— EXERCISE DESCRIPTION —
How many of the lines below include "options"? Give the number and no other words.

— INFORMATION SUPPLIED —
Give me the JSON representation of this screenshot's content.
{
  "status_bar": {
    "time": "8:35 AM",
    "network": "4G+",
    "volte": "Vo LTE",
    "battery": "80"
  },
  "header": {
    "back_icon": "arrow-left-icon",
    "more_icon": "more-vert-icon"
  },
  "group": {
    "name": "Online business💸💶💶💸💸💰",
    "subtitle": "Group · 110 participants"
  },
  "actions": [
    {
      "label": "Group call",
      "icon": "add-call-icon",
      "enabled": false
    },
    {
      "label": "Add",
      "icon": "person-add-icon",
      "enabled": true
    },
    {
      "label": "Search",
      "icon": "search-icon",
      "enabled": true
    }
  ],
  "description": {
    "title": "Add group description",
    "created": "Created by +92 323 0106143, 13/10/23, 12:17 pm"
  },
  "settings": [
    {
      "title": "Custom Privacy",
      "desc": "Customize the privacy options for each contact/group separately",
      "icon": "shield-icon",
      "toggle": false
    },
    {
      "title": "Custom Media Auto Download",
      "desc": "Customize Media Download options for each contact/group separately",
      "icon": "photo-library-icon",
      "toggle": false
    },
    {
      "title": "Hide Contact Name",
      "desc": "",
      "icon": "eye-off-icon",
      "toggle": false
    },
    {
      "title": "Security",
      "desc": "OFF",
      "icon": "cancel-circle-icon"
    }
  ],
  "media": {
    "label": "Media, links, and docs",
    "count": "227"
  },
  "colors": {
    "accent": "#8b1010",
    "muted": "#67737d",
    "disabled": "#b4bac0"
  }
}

— TASK SOLUTION —
2